Wherever the word "this" appears in a line, copy that line.

------------------------------

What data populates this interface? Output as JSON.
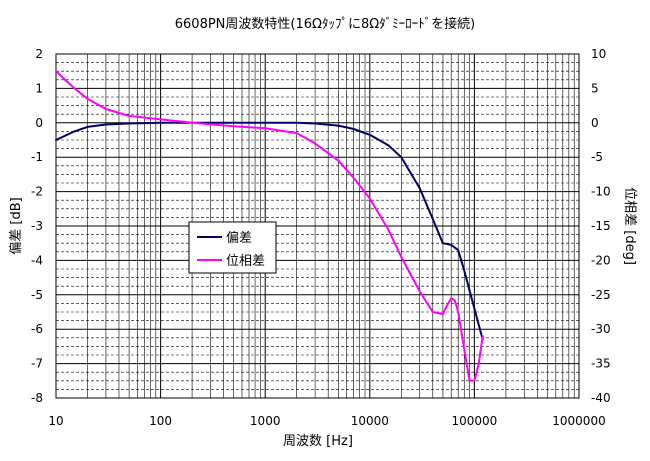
{
  "chart_data": {
    "type": "line",
    "title": "6608PN周波数特性(16Ωﾀｯﾌﾟに8Ωﾀﾞﾐｰﾛｰﾄﾞを接続)",
    "xlabel": "周波数 [Hz]",
    "ylabel_left": "偏差 [dB]",
    "ylabel_right": "位相差 [deg]",
    "x_scale": "log",
    "xlim": [
      10,
      1000000
    ],
    "ylim_left": [
      -8,
      2
    ],
    "ylim_right": [
      -40,
      10
    ],
    "x_ticks": [
      "10",
      "100",
      "1000",
      "10000",
      "100000",
      "1000000"
    ],
    "y_ticks_left": [
      "2",
      "1",
      "0",
      "-1",
      "-2",
      "-3",
      "-4",
      "-5",
      "-6",
      "-7",
      "-8"
    ],
    "y_ticks_right": [
      "10",
      "5",
      "0",
      "-5",
      "-10",
      "-15",
      "-20",
      "-25",
      "-30",
      "-35",
      "-40"
    ],
    "grid": true,
    "legend_position": "center-left",
    "series": [
      {
        "name": "偏差",
        "axis": "left",
        "color": "#000066",
        "x": [
          10,
          15,
          20,
          30,
          50,
          100,
          200,
          500,
          1000,
          2000,
          3000,
          5000,
          7000,
          10000,
          15000,
          20000,
          30000,
          40000,
          50000,
          60000,
          70000,
          80000,
          100000,
          120000
        ],
        "y": [
          -0.5,
          -0.25,
          -0.12,
          -0.05,
          -0.02,
          0,
          0,
          0,
          0,
          0,
          -0.02,
          -0.08,
          -0.18,
          -0.35,
          -0.65,
          -1.0,
          -1.9,
          -2.8,
          -3.5,
          -3.55,
          -3.7,
          -4.3,
          -5.4,
          -6.3
        ]
      },
      {
        "name": "位相差",
        "axis": "right",
        "color": "#ff00ff",
        "x": [
          10,
          15,
          20,
          30,
          50,
          100,
          200,
          500,
          1000,
          2000,
          3000,
          5000,
          7000,
          10000,
          15000,
          20000,
          30000,
          40000,
          50000,
          55000,
          60000,
          65000,
          70000,
          80000,
          90000,
          100000,
          110000,
          120000
        ],
        "y": [
          7.5,
          5,
          3.5,
          2,
          1,
          0.5,
          0,
          -0.5,
          -0.8,
          -1.5,
          -3,
          -5.5,
          -8,
          -11,
          -15.5,
          -19.5,
          -24.5,
          -27.5,
          -27.8,
          -26.5,
          -25.5,
          -25.8,
          -27.5,
          -33,
          -37.5,
          -37.5,
          -35,
          -31
        ]
      }
    ]
  }
}
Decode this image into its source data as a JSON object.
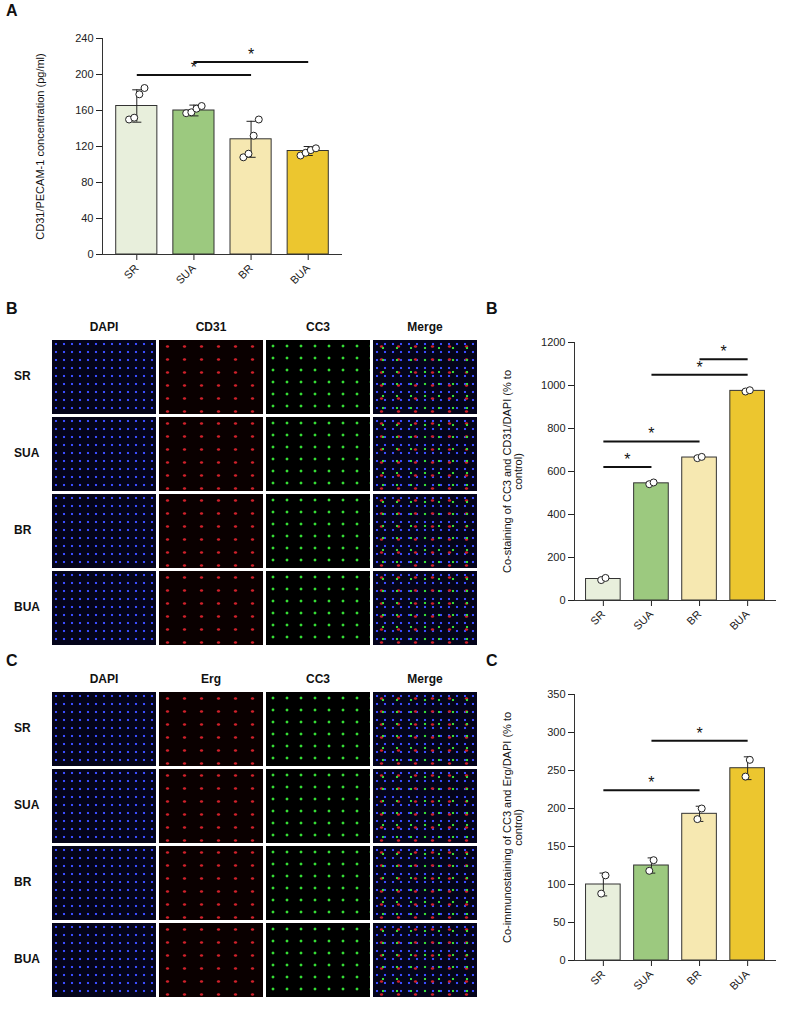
{
  "chart_data": [
    {
      "panel": "A",
      "type": "bar",
      "y_label": "CD31/PECAM-1 concentration (pg/ml)",
      "categories": [
        "SR",
        "SUA",
        "BR",
        "BUA"
      ],
      "values": [
        165,
        160,
        128,
        115
      ],
      "errors": [
        18,
        6,
        20,
        5
      ],
      "points": [
        [
          150,
          152,
          178,
          185
        ],
        [
          157,
          158,
          162,
          165
        ],
        [
          108,
          112,
          132,
          150
        ],
        [
          110,
          113,
          116,
          118
        ]
      ],
      "colors": [
        "#e8efdc",
        "#9cc97f",
        "#f6e8b1",
        "#ecc62f"
      ],
      "ylim": [
        0,
        240
      ],
      "yticks": [
        0,
        40,
        80,
        120,
        160,
        200,
        240
      ],
      "grid": false,
      "annotations": [
        {
          "from": "SR",
          "to": "BR",
          "label": "*"
        },
        {
          "from": "SUA",
          "to": "BUA",
          "label": "*"
        }
      ]
    },
    {
      "panel": "B",
      "type": "bar",
      "y_label": "Co-staining of CC3 and CD31/DAPI (% to control)",
      "categories": [
        "SR",
        "SUA",
        "BR",
        "BUA"
      ],
      "values": [
        100,
        545,
        665,
        975
      ],
      "errors": [
        5,
        4,
        3,
        3
      ],
      "points": [
        [
          95,
          105
        ],
        [
          541,
          549
        ],
        [
          662,
          668
        ],
        [
          972,
          978
        ]
      ],
      "colors": [
        "#e8efdc",
        "#9cc97f",
        "#f6e8b1",
        "#ecc62f"
      ],
      "ylim": [
        0,
        1200
      ],
      "yticks": [
        0,
        200,
        400,
        600,
        800,
        1000,
        1200
      ],
      "grid": false,
      "annotations": [
        {
          "from": "SR",
          "to": "SUA",
          "label": "*"
        },
        {
          "from": "SR",
          "to": "BR",
          "label": "*"
        },
        {
          "from": "SUA",
          "to": "BUA",
          "label": "*"
        },
        {
          "from": "BR",
          "to": "BUA",
          "label": "*"
        }
      ]
    },
    {
      "panel": "C",
      "type": "bar",
      "y_label": "Co-immunostaining of CC3 and Erg/DAPI (% to control)",
      "categories": [
        "SR",
        "SUA",
        "BR",
        "BUA"
      ],
      "values": [
        100,
        125,
        193,
        253
      ],
      "errors": [
        15,
        10,
        10,
        15
      ],
      "points": [
        [
          88,
          112
        ],
        [
          118,
          132
        ],
        [
          186,
          200
        ],
        [
          242,
          264
        ]
      ],
      "colors": [
        "#e8efdc",
        "#9cc97f",
        "#f6e8b1",
        "#ecc62f"
      ],
      "ylim": [
        0,
        350
      ],
      "yticks": [
        0,
        50,
        100,
        150,
        200,
        250,
        300,
        350
      ],
      "grid": false,
      "annotations": [
        {
          "from": "SR",
          "to": "BR",
          "label": "*"
        },
        {
          "from": "SUA",
          "to": "BUA",
          "label": "*"
        }
      ]
    }
  ],
  "image_grids": [
    {
      "panel": "B",
      "columns": [
        "DAPI",
        "CD31",
        "CC3",
        "Merge"
      ],
      "rows": [
        "SR",
        "SUA",
        "BR",
        "BUA"
      ]
    },
    {
      "panel": "C",
      "columns": [
        "DAPI",
        "Erg",
        "CC3",
        "Merge"
      ],
      "rows": [
        "SR",
        "SUA",
        "BR",
        "BUA"
      ]
    }
  ]
}
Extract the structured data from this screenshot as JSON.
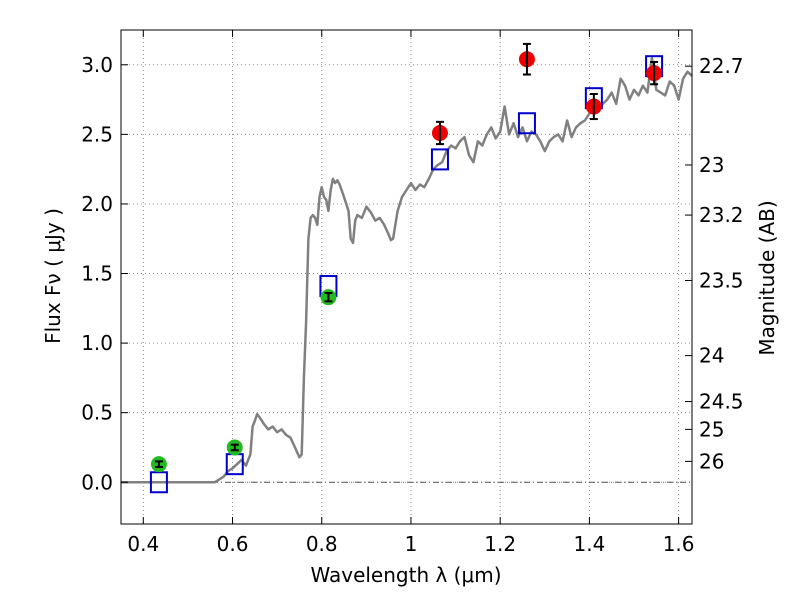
{
  "chart_data": {
    "type": "scatter",
    "title": "",
    "xlabel": "Wavelength  λ (μm)",
    "ylabel": "Flux  Fν  ( μJy )",
    "y2label": "Magnitude (AB)",
    "xlim": [
      0.35,
      1.63
    ],
    "ylim": [
      -0.3,
      3.25
    ],
    "grid": true,
    "x_ticks": [
      0.4,
      0.6,
      0.8,
      1.0,
      1.2,
      1.4,
      1.6
    ],
    "x_tick_labels": [
      "0.4",
      "0.6",
      "0.8",
      "1",
      "1.2",
      "1.4",
      "1.6"
    ],
    "y_ticks": [
      0.0,
      0.5,
      1.0,
      1.5,
      2.0,
      2.5,
      3.0
    ],
    "y_tick_labels": [
      "0.0",
      "0.5",
      "1.0",
      "1.5",
      "2.0",
      "2.5",
      "3.0"
    ],
    "y2_ticks": [
      {
        "label": "22.7",
        "flux": 2.99
      },
      {
        "label": "23",
        "flux": 2.28
      },
      {
        "label": "23.2",
        "flux": 1.92
      },
      {
        "label": "23.5",
        "flux": 1.45
      },
      {
        "label": "24",
        "flux": 0.91
      },
      {
        "label": "24.5",
        "flux": 0.58
      },
      {
        "label": "25",
        "flux": 0.38
      },
      {
        "label": "26",
        "flux": 0.15
      }
    ],
    "colors": {
      "model": "#808080",
      "model_photometry": "#0000cc",
      "optical": "#22bb22",
      "nir": "#ee0000",
      "zero_line": "#555555",
      "grid": "#888888"
    },
    "series": [
      {
        "kind": "line",
        "x": [
          0.35,
          0.56,
          0.58,
          0.59,
          0.6,
          0.61,
          0.62,
          0.63,
          0.64,
          0.645,
          0.65,
          0.655,
          0.66,
          0.67,
          0.68,
          0.69,
          0.7,
          0.71,
          0.72,
          0.73,
          0.74,
          0.75,
          0.755,
          0.76,
          0.765,
          0.77,
          0.775,
          0.78,
          0.785,
          0.79,
          0.795,
          0.8,
          0.805,
          0.81,
          0.815,
          0.82,
          0.825,
          0.83,
          0.835,
          0.84,
          0.85,
          0.86,
          0.865,
          0.87,
          0.875,
          0.88,
          0.89,
          0.9,
          0.91,
          0.92,
          0.93,
          0.94,
          0.95,
          0.955,
          0.96,
          0.97,
          0.98,
          0.99,
          1.0,
          1.01,
          1.02,
          1.03,
          1.04,
          1.05,
          1.06,
          1.07,
          1.08,
          1.09,
          1.1,
          1.11,
          1.12,
          1.13,
          1.14,
          1.15,
          1.16,
          1.17,
          1.18,
          1.19,
          1.2,
          1.21,
          1.22,
          1.23,
          1.24,
          1.25,
          1.26,
          1.27,
          1.28,
          1.29,
          1.3,
          1.31,
          1.32,
          1.33,
          1.34,
          1.35,
          1.36,
          1.37,
          1.38,
          1.39,
          1.4,
          1.41,
          1.42,
          1.43,
          1.44,
          1.45,
          1.46,
          1.47,
          1.48,
          1.49,
          1.5,
          1.51,
          1.52,
          1.53,
          1.54,
          1.55,
          1.56,
          1.57,
          1.58,
          1.59,
          1.6,
          1.61,
          1.62,
          1.63
        ],
        "y": [
          0.0,
          0.0,
          0.04,
          0.08,
          0.1,
          0.13,
          0.16,
          0.12,
          0.2,
          0.4,
          0.44,
          0.49,
          0.47,
          0.42,
          0.38,
          0.4,
          0.36,
          0.38,
          0.34,
          0.32,
          0.25,
          0.18,
          0.2,
          0.75,
          1.15,
          1.75,
          1.9,
          1.92,
          1.9,
          1.85,
          2.05,
          2.12,
          2.05,
          2.03,
          1.95,
          2.1,
          2.18,
          2.15,
          2.17,
          2.14,
          2.05,
          1.95,
          1.75,
          1.72,
          1.88,
          1.92,
          1.9,
          1.98,
          1.94,
          1.88,
          1.9,
          1.85,
          1.78,
          1.74,
          1.75,
          1.95,
          2.05,
          2.1,
          2.15,
          2.1,
          2.14,
          2.12,
          2.18,
          2.25,
          2.28,
          2.3,
          2.38,
          2.42,
          2.4,
          2.45,
          2.48,
          2.35,
          2.3,
          2.45,
          2.42,
          2.5,
          2.55,
          2.47,
          2.52,
          2.7,
          2.5,
          2.58,
          2.48,
          2.55,
          2.45,
          2.52,
          2.5,
          2.45,
          2.38,
          2.45,
          2.48,
          2.5,
          2.45,
          2.6,
          2.48,
          2.55,
          2.58,
          2.6,
          2.65,
          2.7,
          2.68,
          2.72,
          2.75,
          2.8,
          2.72,
          2.9,
          2.85,
          2.75,
          2.82,
          2.78,
          2.85,
          2.8,
          3.05,
          2.82,
          2.8,
          2.78,
          2.88,
          2.85,
          2.75,
          2.9,
          2.95,
          2.92
        ]
      },
      {
        "kind": "model_photometry",
        "x": [
          0.435,
          0.605,
          0.815,
          1.065,
          1.26,
          1.41,
          1.545
        ],
        "y": [
          0.0,
          0.13,
          1.41,
          2.32,
          2.58,
          2.76,
          2.99
        ]
      },
      {
        "kind": "optical",
        "x": [
          0.435,
          0.605,
          0.815
        ],
        "y": [
          0.13,
          0.25,
          1.33
        ],
        "err": [
          0.02,
          0.02,
          0.03
        ]
      },
      {
        "kind": "nir",
        "x": [
          1.065,
          1.26,
          1.41,
          1.545
        ],
        "y": [
          2.51,
          3.04,
          2.7,
          2.94
        ],
        "err": [
          0.08,
          0.11,
          0.09,
          0.08
        ]
      }
    ]
  }
}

------------------------------

• Response to the task
What data populates this interface? Output as JSON.
Decode this image into its source data as a JSON object.
Extract the structured data from this screenshot as JSON.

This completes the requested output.